** BEGIN Input for this task **

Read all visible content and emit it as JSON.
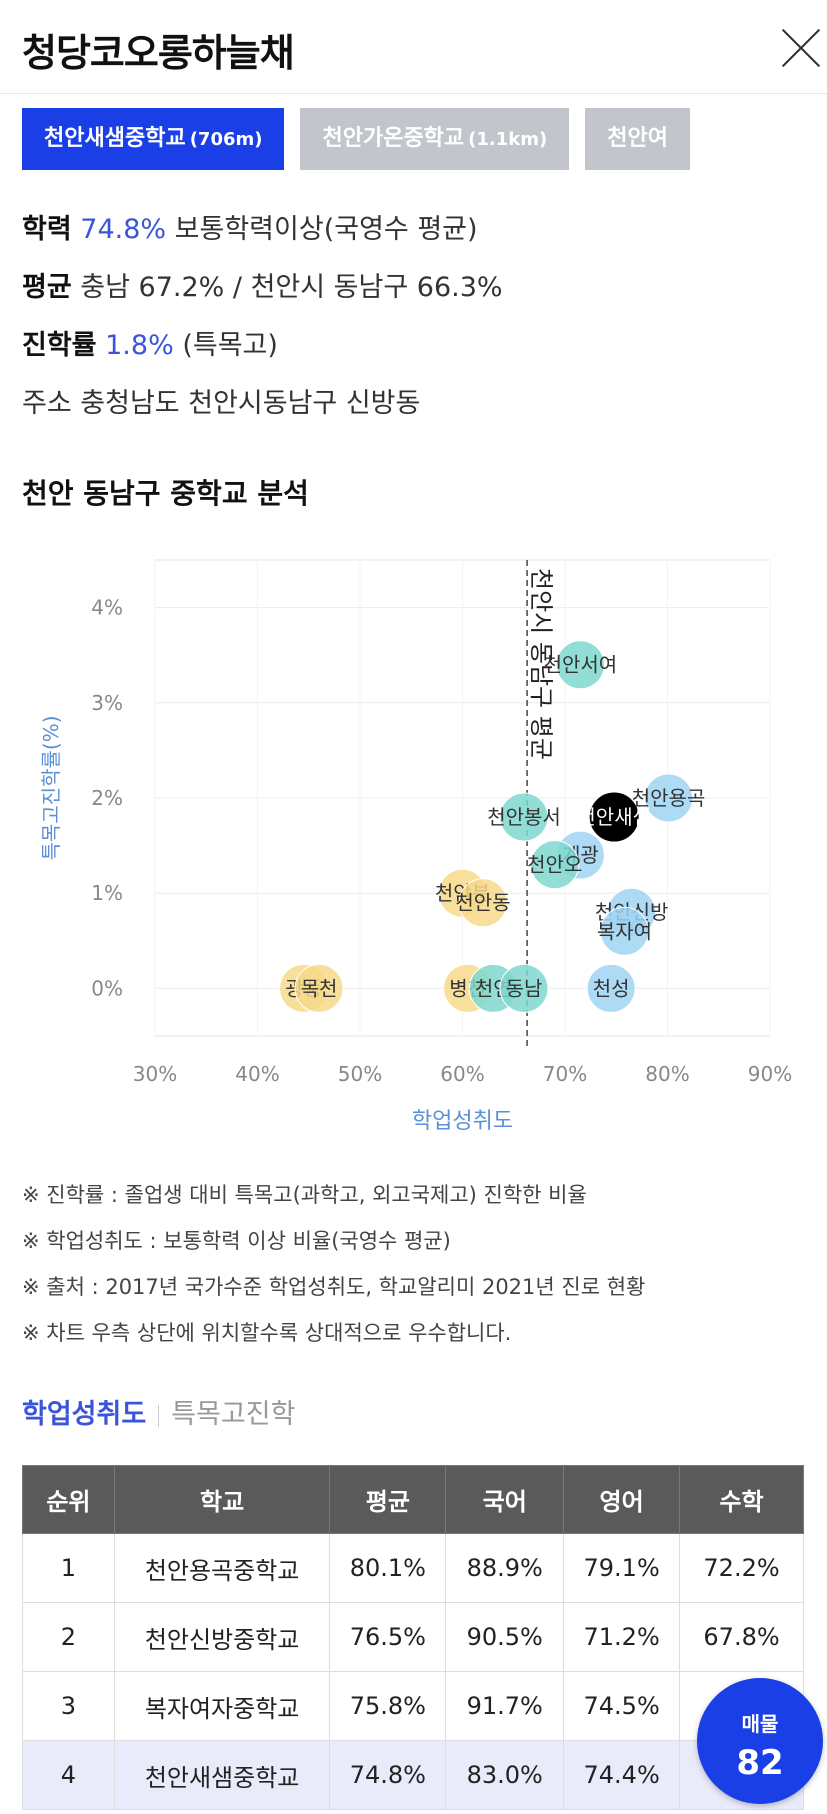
{
  "header": {
    "title": "청당코오롱하늘채"
  },
  "school_tabs": [
    {
      "name": "천안새샘중학교",
      "distance": "(706m)",
      "active": true
    },
    {
      "name": "천안가온중학교",
      "distance": "(1.1km)",
      "active": false
    },
    {
      "name": "천안여",
      "distance": "",
      "active": false
    }
  ],
  "info": {
    "achievement_label": "학력",
    "achievement_value": "74.8%",
    "achievement_desc": "보통학력이상(국영수 평균)",
    "average_label": "평균",
    "average_desc": "충남 67.2% / 천안시 동남구 66.3%",
    "advance_label": "진학률",
    "advance_value": "1.8%",
    "advance_desc": "(특목고)",
    "address_label": "주소",
    "address_value": "충청남도 천안시동남구 신방동"
  },
  "section_title": "천안 동남구 중학교 분석",
  "colors": {
    "accent": "#1a3fe6",
    "bubble_teal": "#7fd8cf",
    "bubble_blue": "#9fd4f2",
    "bubble_yellow": "#f7d98a",
    "bubble_selected": "#000000"
  },
  "chart_data": {
    "type": "scatter",
    "xlabel": "학업성취도",
    "ylabel": "특목고진학률(%)",
    "xlim": [
      30,
      90
    ],
    "ylim": [
      -0.5,
      4.5
    ],
    "x_ticks": [
      "30%",
      "40%",
      "50%",
      "60%",
      "70%",
      "80%",
      "90%"
    ],
    "x_tick_values": [
      30,
      40,
      50,
      60,
      70,
      80,
      90
    ],
    "y_ticks": [
      "0%",
      "1%",
      "2%",
      "3%",
      "4%"
    ],
    "y_tick_values": [
      0,
      1,
      2,
      3,
      4
    ],
    "reference_line": {
      "x": 66.3,
      "label": "천안시 동남구 평균"
    },
    "points": [
      {
        "label": "천안서여",
        "x": 71.5,
        "y": 3.4,
        "group": "teal"
      },
      {
        "label": "천안용곡",
        "x": 80.1,
        "y": 2.0,
        "group": "blue"
      },
      {
        "label": "천안새샘",
        "x": 74.8,
        "y": 1.8,
        "group": "selected"
      },
      {
        "label": "천안봉서",
        "x": 66.0,
        "y": 1.8,
        "group": "teal"
      },
      {
        "label": "계광",
        "x": 71.5,
        "y": 1.4,
        "group": "blue"
      },
      {
        "label": "천안오",
        "x": 69.0,
        "y": 1.3,
        "group": "teal"
      },
      {
        "label": "천안신방",
        "x": 76.5,
        "y": 0.8,
        "group": "blue"
      },
      {
        "label": "복자여",
        "x": 75.8,
        "y": 0.6,
        "group": "blue"
      },
      {
        "label": "천안분",
        "x": 60.0,
        "y": 1.0,
        "group": "yellow"
      },
      {
        "label": "천안동",
        "x": 62.0,
        "y": 0.9,
        "group": "yellow"
      },
      {
        "label": "광풍",
        "x": 44.5,
        "y": 0.0,
        "group": "yellow"
      },
      {
        "label": "목천",
        "x": 46.0,
        "y": 0.0,
        "group": "yellow"
      },
      {
        "label": "병천",
        "x": 60.5,
        "y": 0.0,
        "group": "yellow"
      },
      {
        "label": "천연",
        "x": 63.0,
        "y": 0.0,
        "group": "teal"
      },
      {
        "label": "동남",
        "x": 66.0,
        "y": 0.0,
        "group": "teal"
      },
      {
        "label": "천성",
        "x": 74.5,
        "y": 0.0,
        "group": "blue"
      }
    ]
  },
  "notes": [
    "※ 진학률 : 졸업생 대비 특목고(과학고, 외고국제고) 진학한 비율",
    "※ 학업성취도 : 보통학력 이상 비율(국영수 평균)",
    "※ 출처 : 2017년 국가수준 학업성취도, 학교알리미 2021년 진로 현황",
    "※ 차트 우측 상단에 위치할수록 상대적으로 우수합니다."
  ],
  "subtabs": [
    {
      "label": "학업성취도",
      "active": true
    },
    {
      "label": "특목고진학",
      "active": false
    }
  ],
  "table": {
    "headers": [
      "순위",
      "학교",
      "평균",
      "국어",
      "영어",
      "수학"
    ],
    "rows": [
      {
        "cells": [
          "1",
          "천안용곡중학교",
          "80.1%",
          "88.9%",
          "79.1%",
          "72.2%"
        ],
        "highlight": false
      },
      {
        "cells": [
          "2",
          "천안신방중학교",
          "76.5%",
          "90.5%",
          "71.2%",
          "67.8%"
        ],
        "highlight": false
      },
      {
        "cells": [
          "3",
          "복자여자중학교",
          "75.8%",
          "91.7%",
          "74.5%",
          ""
        ],
        "highlight": false
      },
      {
        "cells": [
          "4",
          "천안새샘중학교",
          "74.8%",
          "83.0%",
          "74.4%",
          ""
        ],
        "highlight": true
      }
    ]
  },
  "badge": {
    "label": "매물",
    "count": "82"
  }
}
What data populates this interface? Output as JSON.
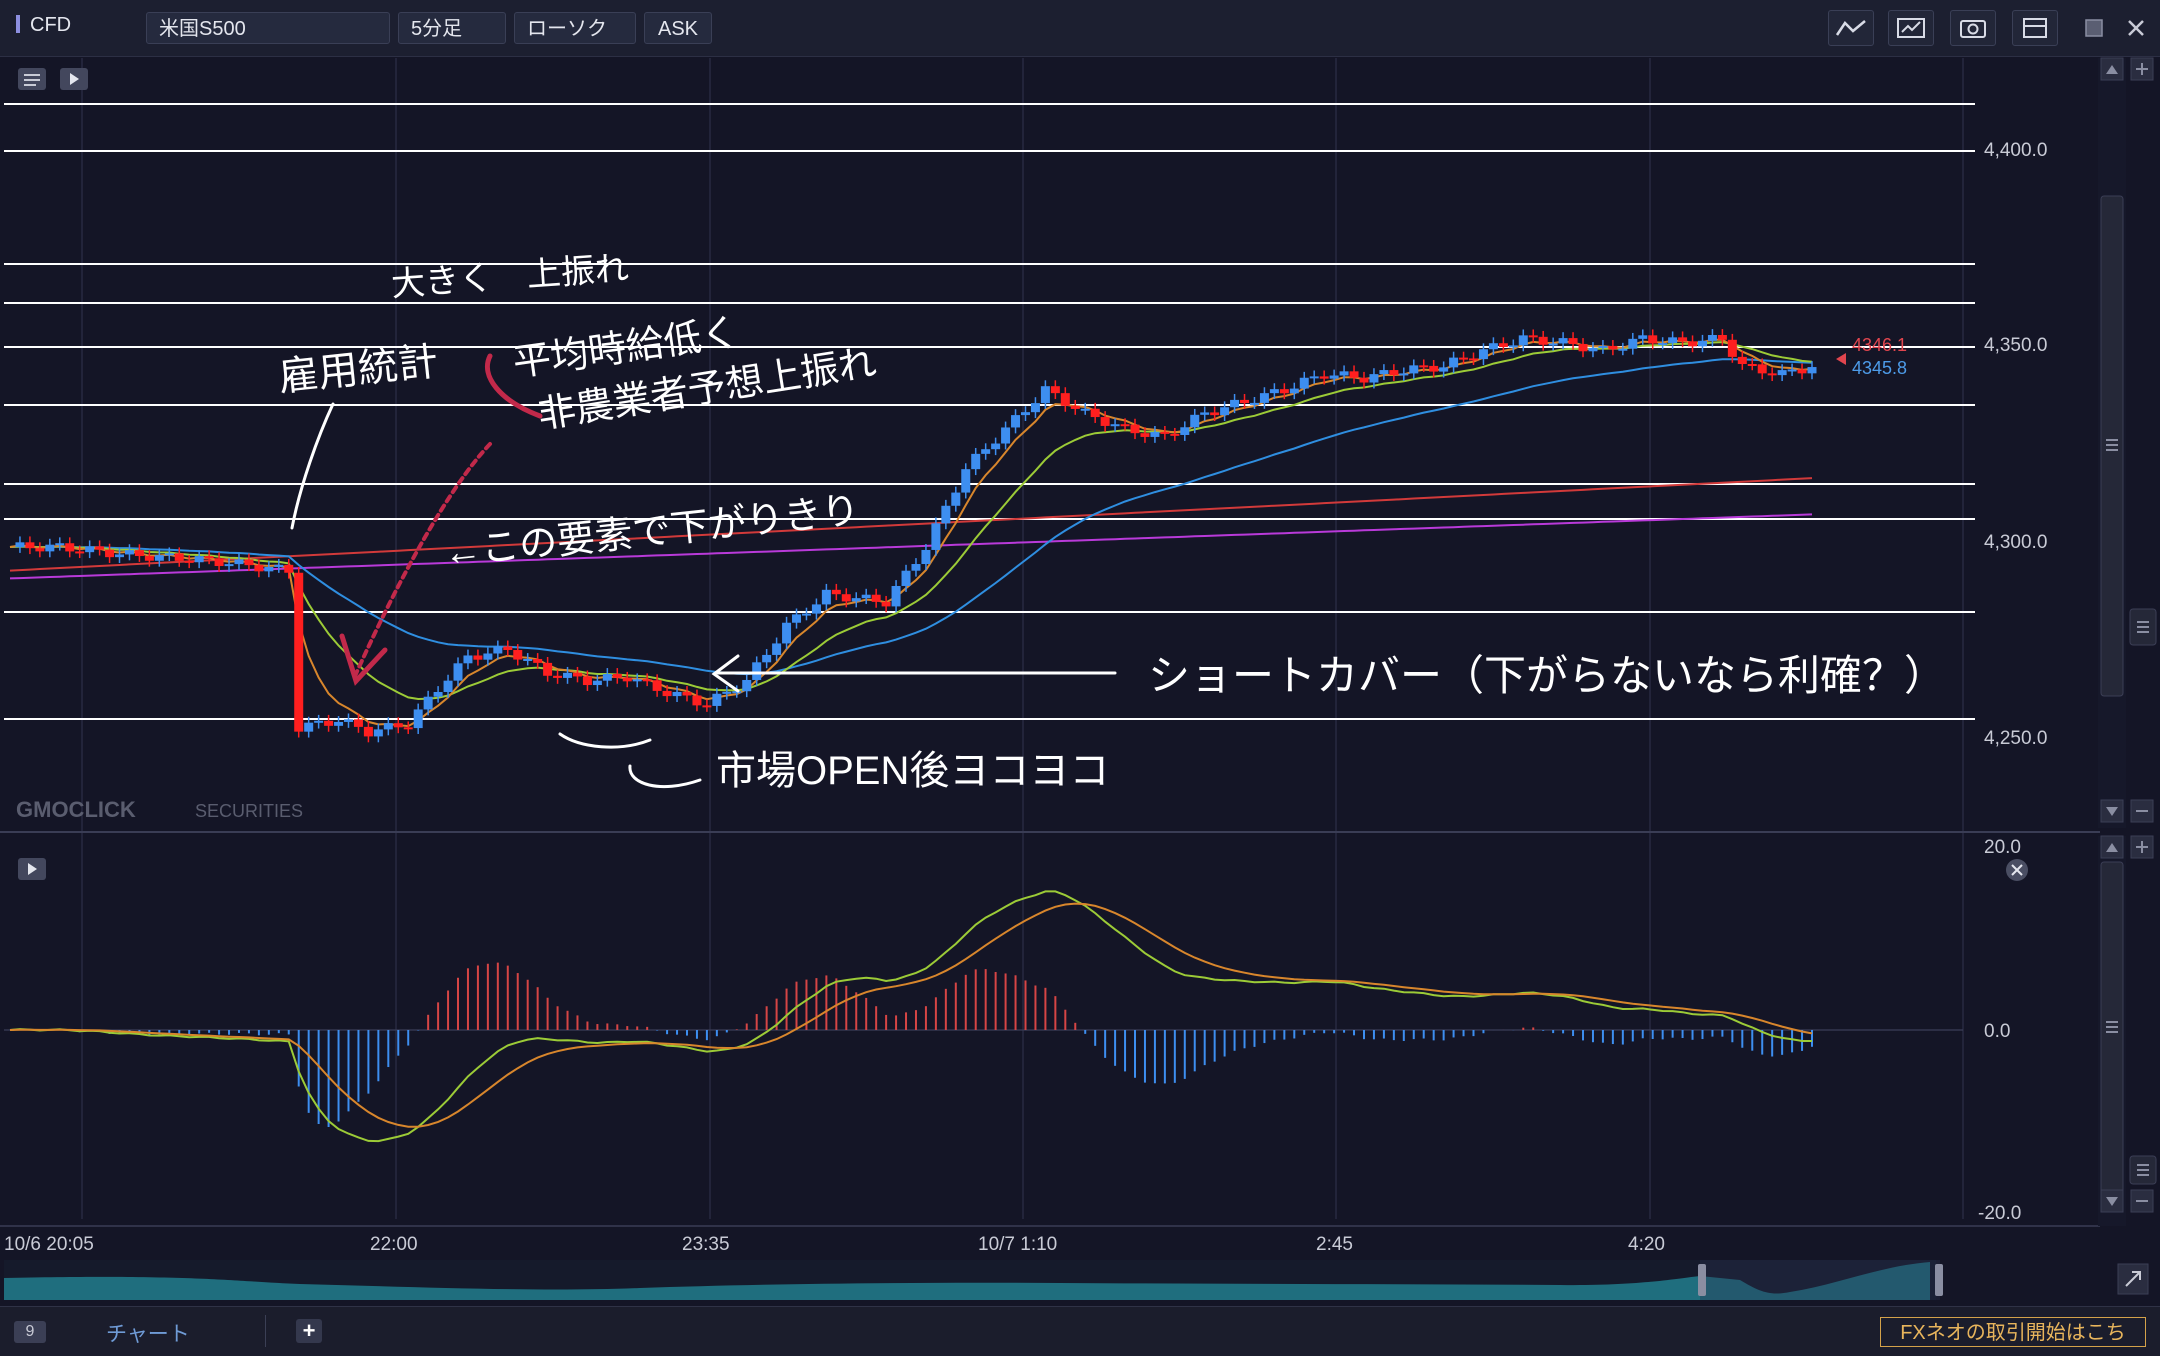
{
  "toolbar": {
    "market": "CFD",
    "symbol": "米国S500",
    "timeframe": "5分足",
    "chart_type": "ローソク",
    "price_side": "ASK"
  },
  "watermark": {
    "brand": "GMOCLICK",
    "brand_suffix": "SECURITIES"
  },
  "price_axis": {
    "labels": [
      "4,400.0",
      "4,350.0",
      "4,300.0",
      "4,250.0"
    ],
    "last_price_red": "4346.1",
    "last_price_blue": "4345.8"
  },
  "indicator_axis": {
    "labels": [
      "20.0",
      "0.0",
      "-20.0"
    ]
  },
  "time_axis": {
    "labels": [
      "10/6 20:05",
      "22:00",
      "23:35",
      "10/7 1:10",
      "2:45",
      "4:20"
    ]
  },
  "annotations": {
    "employment": "雇用統計",
    "big_upside": "大きく　上振れ",
    "wages": "平均時給低く",
    "payrolls": "非農業者予想上振れ",
    "bottom": "←この要素で下がりきり",
    "short_cover": "ショートカバー（下がらないなら利確？）",
    "market_open": "市場OPEN後ヨコヨコ"
  },
  "status_bar": {
    "tab_count": "9",
    "tab_label": "チャート",
    "promo": "FXネオの取引開始はこち"
  },
  "colors": {
    "background": "#141526",
    "up_candle": "#3d8ef0",
    "down_candle": "#ff1f1f",
    "ma_short": "#d8862c",
    "ma_mid": "#9ccb37",
    "ma_long": "#2f8ee0",
    "ma_200": "#d23a3a",
    "ma_300": "#b93ad9",
    "hand_annotation": "#ffffff",
    "hand_arrow": "#c2294a"
  }
}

** END Input for this task **

Written request
Pick out every line of the listing containing the word "JSON", and show those lines.

Exercise output
Read all visible content and emit it as JSON.
What data populates this interface? Output as JSON.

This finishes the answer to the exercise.